## Prompt
Set the listing down unchanged, minus every embedded image.

## Data to use
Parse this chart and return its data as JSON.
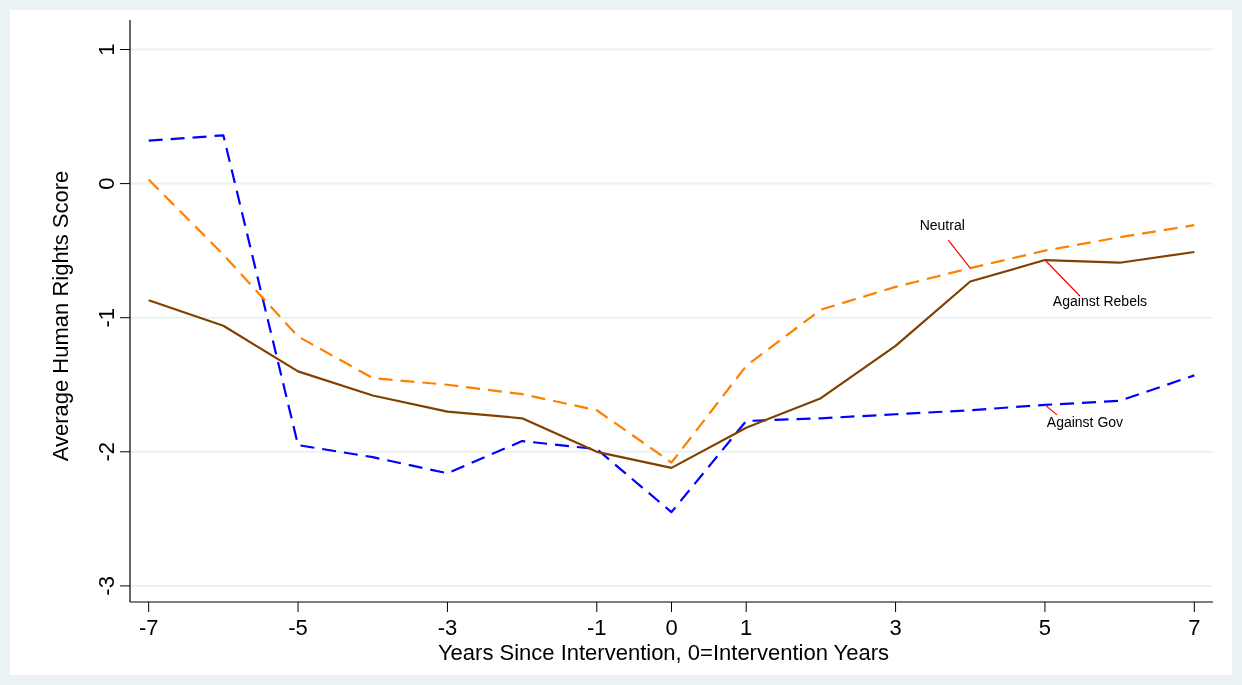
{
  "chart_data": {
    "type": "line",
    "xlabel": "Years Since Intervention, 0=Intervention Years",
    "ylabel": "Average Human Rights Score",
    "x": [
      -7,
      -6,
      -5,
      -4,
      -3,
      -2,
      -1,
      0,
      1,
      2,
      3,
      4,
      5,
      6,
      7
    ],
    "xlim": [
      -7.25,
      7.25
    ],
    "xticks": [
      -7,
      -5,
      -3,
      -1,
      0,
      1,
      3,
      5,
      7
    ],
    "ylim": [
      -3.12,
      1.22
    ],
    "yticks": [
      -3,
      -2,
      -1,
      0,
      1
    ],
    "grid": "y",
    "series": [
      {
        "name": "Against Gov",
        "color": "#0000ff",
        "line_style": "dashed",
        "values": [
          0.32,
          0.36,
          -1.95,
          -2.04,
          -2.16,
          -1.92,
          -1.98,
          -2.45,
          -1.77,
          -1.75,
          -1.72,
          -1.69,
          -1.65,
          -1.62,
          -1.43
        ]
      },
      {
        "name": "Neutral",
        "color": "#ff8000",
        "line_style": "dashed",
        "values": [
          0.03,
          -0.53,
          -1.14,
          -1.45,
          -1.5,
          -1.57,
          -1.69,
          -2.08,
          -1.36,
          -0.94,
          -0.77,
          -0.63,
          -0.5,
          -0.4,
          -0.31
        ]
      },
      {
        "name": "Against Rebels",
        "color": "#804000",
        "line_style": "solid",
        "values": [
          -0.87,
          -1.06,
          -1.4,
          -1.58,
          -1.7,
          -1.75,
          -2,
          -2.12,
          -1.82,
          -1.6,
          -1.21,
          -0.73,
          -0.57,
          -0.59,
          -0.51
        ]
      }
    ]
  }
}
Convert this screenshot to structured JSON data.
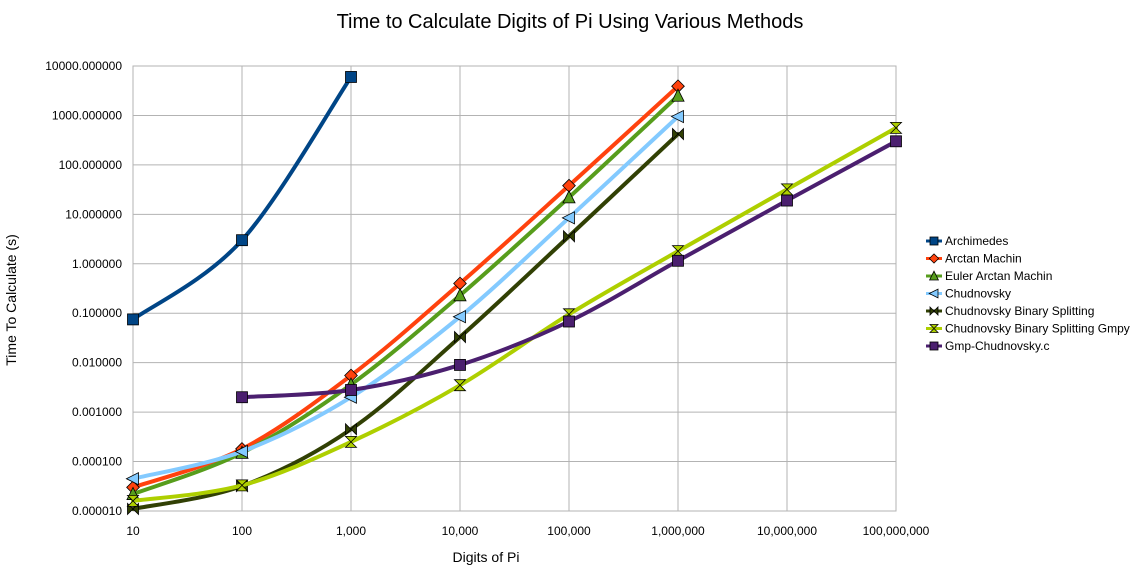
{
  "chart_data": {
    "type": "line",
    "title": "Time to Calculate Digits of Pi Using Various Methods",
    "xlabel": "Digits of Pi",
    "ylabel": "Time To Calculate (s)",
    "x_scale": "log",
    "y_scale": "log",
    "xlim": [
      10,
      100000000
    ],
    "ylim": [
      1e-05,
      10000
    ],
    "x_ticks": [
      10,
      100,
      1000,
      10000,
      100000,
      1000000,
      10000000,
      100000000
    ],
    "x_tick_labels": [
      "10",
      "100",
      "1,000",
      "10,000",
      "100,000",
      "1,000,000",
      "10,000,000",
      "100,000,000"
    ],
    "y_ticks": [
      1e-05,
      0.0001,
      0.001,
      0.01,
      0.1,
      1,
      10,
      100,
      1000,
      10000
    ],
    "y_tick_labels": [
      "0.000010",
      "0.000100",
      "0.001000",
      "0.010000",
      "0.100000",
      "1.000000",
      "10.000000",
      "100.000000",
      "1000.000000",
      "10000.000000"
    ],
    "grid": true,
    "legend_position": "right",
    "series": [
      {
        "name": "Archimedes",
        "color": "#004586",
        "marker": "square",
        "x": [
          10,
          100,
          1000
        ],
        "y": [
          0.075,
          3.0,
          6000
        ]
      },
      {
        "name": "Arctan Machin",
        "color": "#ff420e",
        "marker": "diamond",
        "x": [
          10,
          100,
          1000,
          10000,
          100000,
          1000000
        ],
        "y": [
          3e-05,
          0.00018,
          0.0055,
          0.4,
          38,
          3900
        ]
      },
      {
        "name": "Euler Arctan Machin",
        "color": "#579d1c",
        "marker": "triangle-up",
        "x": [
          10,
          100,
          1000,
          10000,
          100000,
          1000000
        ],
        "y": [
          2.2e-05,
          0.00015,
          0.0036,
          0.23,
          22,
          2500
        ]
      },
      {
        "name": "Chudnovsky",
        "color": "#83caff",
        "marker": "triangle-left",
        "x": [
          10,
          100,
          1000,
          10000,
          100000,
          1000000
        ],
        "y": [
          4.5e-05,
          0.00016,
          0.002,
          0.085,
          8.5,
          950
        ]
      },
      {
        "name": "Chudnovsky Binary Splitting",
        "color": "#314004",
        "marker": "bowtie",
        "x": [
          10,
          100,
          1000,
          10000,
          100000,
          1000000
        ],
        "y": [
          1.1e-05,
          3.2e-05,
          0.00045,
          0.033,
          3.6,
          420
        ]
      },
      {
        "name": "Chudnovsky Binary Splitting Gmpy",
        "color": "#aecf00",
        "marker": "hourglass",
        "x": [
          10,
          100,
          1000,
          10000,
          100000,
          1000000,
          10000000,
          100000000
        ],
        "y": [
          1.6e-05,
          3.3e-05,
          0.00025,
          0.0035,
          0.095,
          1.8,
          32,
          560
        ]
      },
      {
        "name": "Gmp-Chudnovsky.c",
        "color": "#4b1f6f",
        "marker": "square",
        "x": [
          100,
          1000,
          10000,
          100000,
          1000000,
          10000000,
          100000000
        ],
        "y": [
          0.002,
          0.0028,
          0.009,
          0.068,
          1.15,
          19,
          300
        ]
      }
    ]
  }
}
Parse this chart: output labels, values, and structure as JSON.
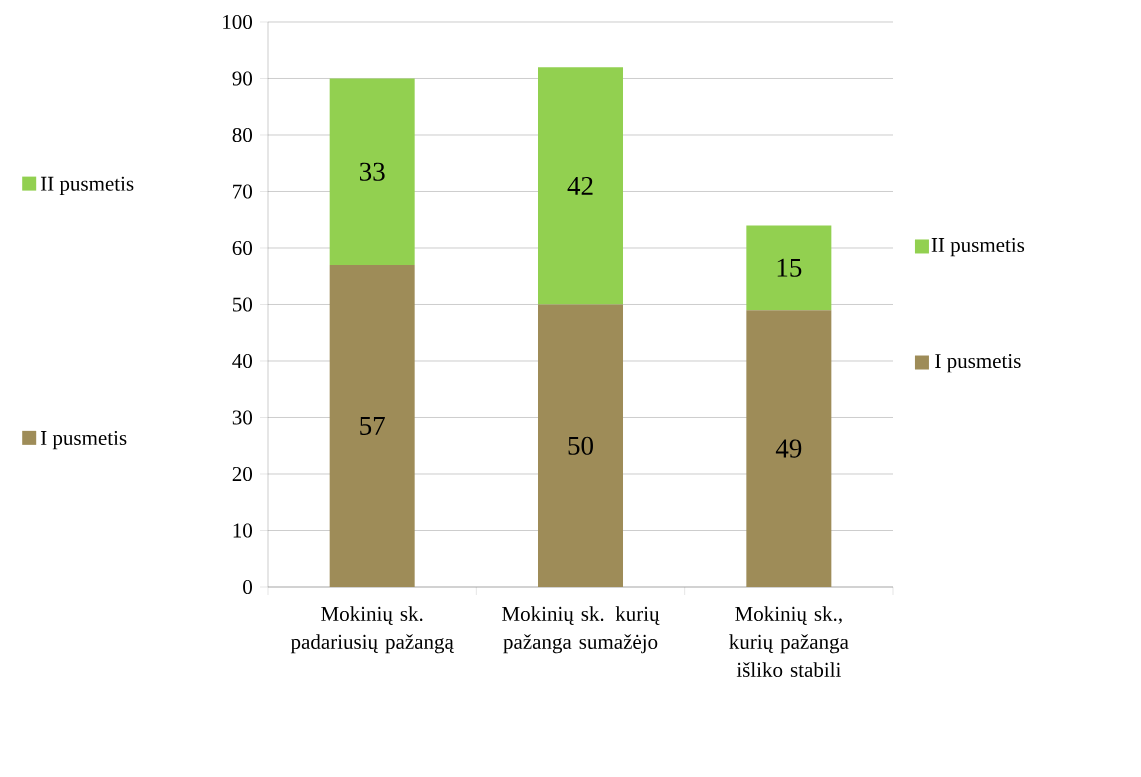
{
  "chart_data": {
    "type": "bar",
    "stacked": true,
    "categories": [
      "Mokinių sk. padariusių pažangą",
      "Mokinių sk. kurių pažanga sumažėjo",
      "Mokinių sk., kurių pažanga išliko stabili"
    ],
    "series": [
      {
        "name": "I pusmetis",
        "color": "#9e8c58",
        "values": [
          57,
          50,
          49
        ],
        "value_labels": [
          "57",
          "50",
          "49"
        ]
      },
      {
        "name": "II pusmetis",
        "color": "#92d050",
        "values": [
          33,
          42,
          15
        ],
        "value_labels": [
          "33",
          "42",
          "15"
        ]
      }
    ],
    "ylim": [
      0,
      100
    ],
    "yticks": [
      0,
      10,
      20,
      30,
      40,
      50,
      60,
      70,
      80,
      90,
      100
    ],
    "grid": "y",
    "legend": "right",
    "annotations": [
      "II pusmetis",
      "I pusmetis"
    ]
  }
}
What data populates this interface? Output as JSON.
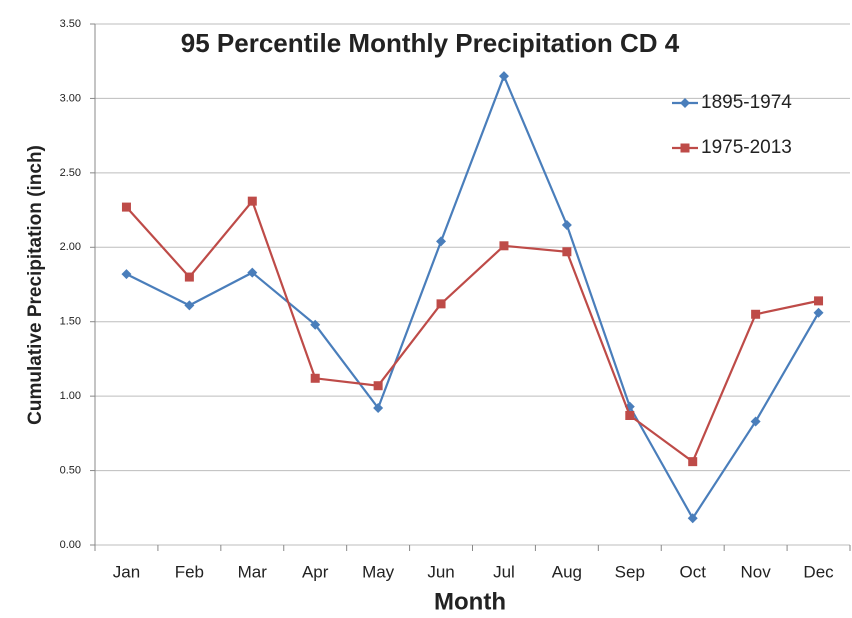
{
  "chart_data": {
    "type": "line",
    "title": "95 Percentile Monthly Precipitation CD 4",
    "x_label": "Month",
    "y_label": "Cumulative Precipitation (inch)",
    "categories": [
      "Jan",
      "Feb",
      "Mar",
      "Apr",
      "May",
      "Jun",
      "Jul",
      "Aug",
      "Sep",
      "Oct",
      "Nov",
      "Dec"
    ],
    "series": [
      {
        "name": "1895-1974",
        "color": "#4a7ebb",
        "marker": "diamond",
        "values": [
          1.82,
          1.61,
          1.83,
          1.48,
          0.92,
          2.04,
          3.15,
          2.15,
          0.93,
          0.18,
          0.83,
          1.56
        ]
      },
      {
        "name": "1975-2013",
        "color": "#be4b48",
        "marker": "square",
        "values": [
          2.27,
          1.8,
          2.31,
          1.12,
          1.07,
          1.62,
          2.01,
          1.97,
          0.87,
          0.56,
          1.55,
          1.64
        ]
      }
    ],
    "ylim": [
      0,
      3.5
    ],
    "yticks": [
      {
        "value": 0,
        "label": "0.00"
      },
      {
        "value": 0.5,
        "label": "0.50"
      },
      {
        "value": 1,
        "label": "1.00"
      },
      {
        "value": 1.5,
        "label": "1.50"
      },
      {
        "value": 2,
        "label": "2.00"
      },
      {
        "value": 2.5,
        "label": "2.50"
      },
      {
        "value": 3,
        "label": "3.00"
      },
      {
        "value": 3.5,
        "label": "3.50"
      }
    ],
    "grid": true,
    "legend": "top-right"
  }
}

## Finished task
Parse this chart and return its data as JSON.
{
  "chart_data": {
    "type": "line",
    "xlabel": "Years Since Intervention, 0=Intervention Years",
    "ylabel": "Average Human Rights Score",
    "x": [
      -7,
      -6,
      -5,
      -4,
      -3,
      -2,
      -1,
      0,
      1,
      2,
      3,
      4,
      5,
      6,
      7
    ],
    "xlim": [
      -7.25,
      7.25
    ],
    "xticks": [
      -7,
      -5,
      -3,
      -1,
      0,
      1,
      3,
      5,
      7
    ],
    "ylim": [
      -3.12,
      1.22
    ],
    "yticks": [
      -3,
      -2,
      -1,
      0,
      1
    ],
    "grid": "y",
    "series": [
      {
        "name": "Against Gov",
        "color": "#0000ff",
        "line_style": "dashed",
        "values": [
          0.32,
          0.36,
          -1.95,
          -2.04,
          -2.16,
          -1.92,
          -1.98,
          -2.45,
          -1.77,
          -1.75,
          -1.72,
          -1.69,
          -1.65,
          -1.62,
          -1.43
        ]
      },
      {
        "name": "Neutral",
        "color": "#ff8000",
        "line_style": "dashed",
        "values": [
          0.03,
          -0.53,
          -1.14,
          -1.45,
          -1.5,
          -1.57,
          -1.69,
          -2.08,
          -1.36,
          -0.94,
          -0.77,
          -0.63,
          -0.5,
          -0.4,
          -0.31
        ]
      },
      {
        "name": "Against Rebels",
        "color": "#804000",
        "line_style": "solid",
        "values": [
          -0.87,
          -1.06,
          -1.4,
          -1.58,
          -1.7,
          -1.75,
          -2,
          -2.12,
          -1.82,
          -1.6,
          -1.21,
          -0.73,
          -0.57,
          -0.59,
          -0.51
        ]
      }
    ]
  }
}
Convert this screenshot to structured JSON data.
{
  "chart_data": {
    "type": "line",
    "title": "Time to Calculate Digits of Pi Using Various Methods",
    "xlabel": "Digits of Pi",
    "ylabel": "Time To Calculate (s)",
    "x_scale": "log",
    "y_scale": "log",
    "xlim": [
      10,
      100000000
    ],
    "ylim": [
      1e-05,
      10000
    ],
    "x_ticks": [
      10,
      100,
      1000,
      10000,
      100000,
      1000000,
      10000000,
      100000000
    ],
    "x_tick_labels": [
      "10",
      "100",
      "1,000",
      "10,000",
      "100,000",
      "1,000,000",
      "10,000,000",
      "100,000,000"
    ],
    "y_ticks": [
      1e-05,
      0.0001,
      0.001,
      0.01,
      0.1,
      1,
      10,
      100,
      1000,
      10000
    ],
    "y_tick_labels": [
      "0.000010",
      "0.000100",
      "0.001000",
      "0.010000",
      "0.100000",
      "1.000000",
      "10.000000",
      "100.000000",
      "1000.000000",
      "10000.000000"
    ],
    "grid": true,
    "legend_position": "right",
    "series": [
      {
        "name": "Archimedes",
        "color": "#004586",
        "marker": "square",
        "x": [
          10,
          100,
          1000
        ],
        "y": [
          0.075,
          3.0,
          6000
        ]
      },
      {
        "name": "Arctan Machin",
        "color": "#ff420e",
        "marker": "diamond",
        "x": [
          10,
          100,
          1000,
          10000,
          100000,
          1000000
        ],
        "y": [
          3e-05,
          0.00018,
          0.0055,
          0.4,
          38,
          3900
        ]
      },
      {
        "name": "Euler Arctan Machin",
        "color": "#579d1c",
        "marker": "triangle-up",
        "x": [
          10,
          100,
          1000,
          10000,
          100000,
          1000000
        ],
        "y": [
          2.2e-05,
          0.00015,
          0.0036,
          0.23,
          22,
          2500
        ]
      },
      {
        "name": "Chudnovsky",
        "color": "#83caff",
        "marker": "triangle-left",
        "x": [
          10,
          100,
          1000,
          10000,
          100000,
          1000000
        ],
        "y": [
          4.5e-05,
          0.00016,
          0.002,
          0.085,
          8.5,
          950
        ]
      },
      {
        "name": "Chudnovsky Binary Splitting",
        "color": "#314004",
        "marker": "bowtie",
        "x": [
          10,
          100,
          1000,
          10000,
          100000,
          1000000
        ],
        "y": [
          1.1e-05,
          3.2e-05,
          0.00045,
          0.033,
          3.6,
          420
        ]
      },
      {
        "name": "Chudnovsky Binary Splitting Gmpy",
        "color": "#aecf00",
        "marker": "hourglass",
        "x": [
          10,
          100,
          1000,
          10000,
          100000,
          1000000,
          10000000,
          100000000
        ],
        "y": [
          1.6e-05,
          3.3e-05,
          0.00025,
          0.0035,
          0.095,
          1.8,
          32,
          560
        ]
      },
      {
        "name": "Gmp-Chudnovsky.c",
        "color": "#4b1f6f",
        "marker": "square",
        "x": [
          100,
          1000,
          10000,
          100000,
          1000000,
          10000000,
          100000000
        ],
        "y": [
          0.002,
          0.0028,
          0.009,
          0.068,
          1.15,
          19,
          300
        ]
      }
    ]
  }
}
Parse this chart: output labels, values, and structure as JSON.
{
  "chart_data": {
    "type": "bar",
    "stacked": true,
    "categories": [
      "Mokinių sk. padariusių pažangą",
      "Mokinių sk. kurių pažanga sumažėjo",
      "Mokinių sk., kurių pažanga išliko stabili"
    ],
    "series": [
      {
        "name": "I pusmetis",
        "color": "#9e8c58",
        "values": [
          57,
          50,
          49
        ],
        "value_labels": [
          "57",
          "50",
          "49"
        ]
      },
      {
        "name": "II pusmetis",
        "color": "#92d050",
        "values": [
          33,
          42,
          15
        ],
        "value_labels": [
          "33",
          "42",
          "15"
        ]
      }
    ],
    "ylim": [
      0,
      100
    ],
    "yticks": [
      0,
      10,
      20,
      30,
      40,
      50,
      60,
      70,
      80,
      90,
      100
    ],
    "grid": "y",
    "legend": "right",
    "annotations": [
      "II pusmetis",
      "I pusmetis"
    ]
  }
}
What data populates this interface? Output as JSON.
{
  "chart_data": {
    "type": "line",
    "title": "95 Percentile Monthly Precipitation CD 4",
    "x_label": "Month",
    "y_label": "Cumulative Precipitation (inch)",
    "categories": [
      "Jan",
      "Feb",
      "Mar",
      "Apr",
      "May",
      "Jun",
      "Jul",
      "Aug",
      "Sep",
      "Oct",
      "Nov",
      "Dec"
    ],
    "series": [
      {
        "name": "1895-1974",
        "color": "#4a7ebb",
        "marker": "diamond",
        "values": [
          1.82,
          1.61,
          1.83,
          1.48,
          0.92,
          2.04,
          3.15,
          2.15,
          0.93,
          0.18,
          0.83,
          1.56
        ]
      },
      {
        "name": "1975-2013",
        "color": "#be4b48",
        "marker": "square",
        "values": [
          2.27,
          1.8,
          2.31,
          1.12,
          1.07,
          1.62,
          2.01,
          1.97,
          0.87,
          0.56,
          1.55,
          1.64
        ]
      }
    ],
    "ylim": [
      0,
      3.5
    ],
    "yticks": [
      {
        "value": 0,
        "label": "0.00"
      },
      {
        "value": 0.5,
        "label": "0.50"
      },
      {
        "value": 1,
        "label": "1.00"
      },
      {
        "value": 1.5,
        "label": "1.50"
      },
      {
        "value": 2,
        "label": "2.00"
      },
      {
        "value": 2.5,
        "label": "2.50"
      },
      {
        "value": 3,
        "label": "3.00"
      },
      {
        "value": 3.5,
        "label": "3.50"
      }
    ],
    "grid": true,
    "legend": "top-right"
  }
}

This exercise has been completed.